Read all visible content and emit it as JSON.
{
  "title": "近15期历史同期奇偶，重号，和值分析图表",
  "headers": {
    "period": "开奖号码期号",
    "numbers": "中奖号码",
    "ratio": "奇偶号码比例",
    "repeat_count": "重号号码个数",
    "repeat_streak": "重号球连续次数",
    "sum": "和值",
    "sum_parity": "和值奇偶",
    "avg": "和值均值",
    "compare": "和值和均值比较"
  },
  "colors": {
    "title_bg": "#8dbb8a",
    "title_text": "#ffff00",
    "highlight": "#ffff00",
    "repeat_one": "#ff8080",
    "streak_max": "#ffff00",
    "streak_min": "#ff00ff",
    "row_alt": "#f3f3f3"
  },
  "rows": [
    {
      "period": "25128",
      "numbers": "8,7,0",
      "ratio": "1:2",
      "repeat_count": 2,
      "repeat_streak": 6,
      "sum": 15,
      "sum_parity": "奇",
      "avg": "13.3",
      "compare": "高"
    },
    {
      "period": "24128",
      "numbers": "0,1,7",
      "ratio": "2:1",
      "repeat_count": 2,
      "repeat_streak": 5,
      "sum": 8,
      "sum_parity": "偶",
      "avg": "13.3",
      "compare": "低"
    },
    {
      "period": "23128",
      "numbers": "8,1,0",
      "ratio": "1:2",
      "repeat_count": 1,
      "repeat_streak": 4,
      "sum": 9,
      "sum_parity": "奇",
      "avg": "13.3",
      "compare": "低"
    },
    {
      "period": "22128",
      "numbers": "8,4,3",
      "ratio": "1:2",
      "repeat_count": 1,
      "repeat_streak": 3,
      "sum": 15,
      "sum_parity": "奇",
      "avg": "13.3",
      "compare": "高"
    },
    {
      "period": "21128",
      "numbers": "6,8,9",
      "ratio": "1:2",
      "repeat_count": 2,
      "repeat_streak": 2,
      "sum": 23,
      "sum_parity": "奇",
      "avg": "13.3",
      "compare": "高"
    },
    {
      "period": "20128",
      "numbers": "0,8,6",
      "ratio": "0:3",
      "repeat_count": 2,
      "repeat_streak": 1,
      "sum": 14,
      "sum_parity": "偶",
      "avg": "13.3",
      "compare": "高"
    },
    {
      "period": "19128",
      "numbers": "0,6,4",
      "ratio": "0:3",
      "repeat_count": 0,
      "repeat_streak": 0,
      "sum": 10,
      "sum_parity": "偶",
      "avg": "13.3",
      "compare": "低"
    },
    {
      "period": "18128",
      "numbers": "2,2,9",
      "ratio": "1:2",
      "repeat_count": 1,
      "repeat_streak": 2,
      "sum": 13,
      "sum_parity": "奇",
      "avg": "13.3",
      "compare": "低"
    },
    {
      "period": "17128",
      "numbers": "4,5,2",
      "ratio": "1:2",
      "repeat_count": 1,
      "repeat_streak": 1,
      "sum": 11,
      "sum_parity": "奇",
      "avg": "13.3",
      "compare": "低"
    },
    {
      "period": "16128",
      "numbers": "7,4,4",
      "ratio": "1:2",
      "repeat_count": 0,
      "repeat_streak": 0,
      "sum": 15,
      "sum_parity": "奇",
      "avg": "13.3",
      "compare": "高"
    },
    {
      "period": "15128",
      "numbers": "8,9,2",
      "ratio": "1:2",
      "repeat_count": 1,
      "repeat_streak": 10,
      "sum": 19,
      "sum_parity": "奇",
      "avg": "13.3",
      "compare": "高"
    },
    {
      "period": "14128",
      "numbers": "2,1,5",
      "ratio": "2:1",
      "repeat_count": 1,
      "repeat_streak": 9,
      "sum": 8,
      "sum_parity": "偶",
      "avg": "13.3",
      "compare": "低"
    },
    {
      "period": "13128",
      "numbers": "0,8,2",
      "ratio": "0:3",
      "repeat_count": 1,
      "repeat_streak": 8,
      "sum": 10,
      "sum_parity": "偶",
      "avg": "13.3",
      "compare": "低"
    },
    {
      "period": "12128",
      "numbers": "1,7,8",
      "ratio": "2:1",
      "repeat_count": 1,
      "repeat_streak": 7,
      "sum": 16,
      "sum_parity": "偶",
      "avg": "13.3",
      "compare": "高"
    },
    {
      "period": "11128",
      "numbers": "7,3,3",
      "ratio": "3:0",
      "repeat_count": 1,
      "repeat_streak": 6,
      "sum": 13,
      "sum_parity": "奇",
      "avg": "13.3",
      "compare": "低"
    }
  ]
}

◆ WHAT THE TASK REQUIRES: Extract the complete set of records unchanged.

◆ RESPONSE TO THIS EXERCISE:
Read all visible content and emit it as JSON.
{
  "title": "近15期历史同期奇偶，重号，和值分析图表",
  "headers": {
    "period": "开奖号码期号",
    "numbers": "中奖号码",
    "ratio": "奇偶号码比例",
    "repeat_count": "重号号码个数",
    "repeat_streak": "重号球连续次数",
    "sum": "和值",
    "sum_parity": "和值奇偶",
    "avg": "和值均值",
    "compare": "和值和均值比较"
  },
  "colors": {
    "title_bg": "#8dbb8a",
    "title_text": "#ffff00",
    "highlight": "#ffff00",
    "repeat_one": "#ff8080",
    "streak_max": "#ffff00",
    "streak_min": "#ff00ff",
    "row_alt": "#f3f3f3"
  },
  "rows": [
    {
      "period": "25128",
      "numbers": "8,7,0",
      "ratio": "1:2",
      "repeat_count": 2,
      "repeat_streak": 6,
      "sum": 15,
      "sum_parity": "奇",
      "avg": "13.3",
      "compare": "高"
    },
    {
      "period": "24128",
      "numbers": "0,1,7",
      "ratio": "2:1",
      "repeat_count": 2,
      "repeat_streak": 5,
      "sum": 8,
      "sum_parity": "偶",
      "avg": "13.3",
      "compare": "低"
    },
    {
      "period": "23128",
      "numbers": "8,1,0",
      "ratio": "1:2",
      "repeat_count": 1,
      "repeat_streak": 4,
      "sum": 9,
      "sum_parity": "奇",
      "avg": "13.3",
      "compare": "低"
    },
    {
      "period": "22128",
      "numbers": "8,4,3",
      "ratio": "1:2",
      "repeat_count": 1,
      "repeat_streak": 3,
      "sum": 15,
      "sum_parity": "奇",
      "avg": "13.3",
      "compare": "高"
    },
    {
      "period": "21128",
      "numbers": "6,8,9",
      "ratio": "1:2",
      "repeat_count": 2,
      "repeat_streak": 2,
      "sum": 23,
      "sum_parity": "奇",
      "avg": "13.3",
      "compare": "高"
    },
    {
      "period": "20128",
      "numbers": "0,8,6",
      "ratio": "0:3",
      "repeat_count": 2,
      "repeat_streak": 1,
      "sum": 14,
      "sum_parity": "偶",
      "avg": "13.3",
      "compare": "高"
    },
    {
      "period": "19128",
      "numbers": "0,6,4",
      "ratio": "0:3",
      "repeat_count": 0,
      "repeat_streak": 0,
      "sum": 10,
      "sum_parity": "偶",
      "avg": "13.3",
      "compare": "低"
    },
    {
      "period": "18128",
      "numbers": "2,2,9",
      "ratio": "1:2",
      "repeat_count": 1,
      "repeat_streak": 2,
      "sum": 13,
      "sum_parity": "奇",
      "avg": "13.3",
      "compare": "低"
    },
    {
      "period": "17128",
      "numbers": "4,5,2",
      "ratio": "1:2",
      "repeat_count": 1,
      "repeat_streak": 1,
      "sum": 11,
      "sum_parity": "奇",
      "avg": "13.3",
      "compare": "低"
    },
    {
      "period": "16128",
      "numbers": "7,4,4",
      "ratio": "1:2",
      "repeat_count": 0,
      "repeat_streak": 0,
      "sum": 15,
      "sum_parity": "奇",
      "avg": "13.3",
      "compare": "高"
    },
    {
      "period": "15128",
      "numbers": "8,9,2",
      "ratio": "1:2",
      "repeat_count": 1,
      "repeat_streak": 10,
      "sum": 19,
      "sum_parity": "奇",
      "avg": "13.3",
      "compare": "高"
    },
    {
      "period": "14128",
      "numbers": "2,1,5",
      "ratio": "2:1",
      "repeat_count": 1,
      "repeat_streak": 9,
      "sum": 8,
      "sum_parity": "偶",
      "avg": "13.3",
      "compare": "低"
    },
    {
      "period": "13128",
      "numbers": "0,8,2",
      "ratio": "0:3",
      "repeat_count": 1,
      "repeat_streak": 8,
      "sum": 10,
      "sum_parity": "偶",
      "avg": "13.3",
      "compare": "低"
    },
    {
      "period": "12128",
      "numbers": "1,7,8",
      "ratio": "2:1",
      "repeat_count": 1,
      "repeat_streak": 7,
      "sum": 16,
      "sum_parity": "偶",
      "avg": "13.3",
      "compare": "高"
    },
    {
      "period": "11128",
      "numbers": "7,3,3",
      "ratio": "3:0",
      "repeat_count": 1,
      "repeat_streak": 6,
      "sum": 13,
      "sum_parity": "奇",
      "avg": "13.3",
      "compare": "低"
    }
  ]
}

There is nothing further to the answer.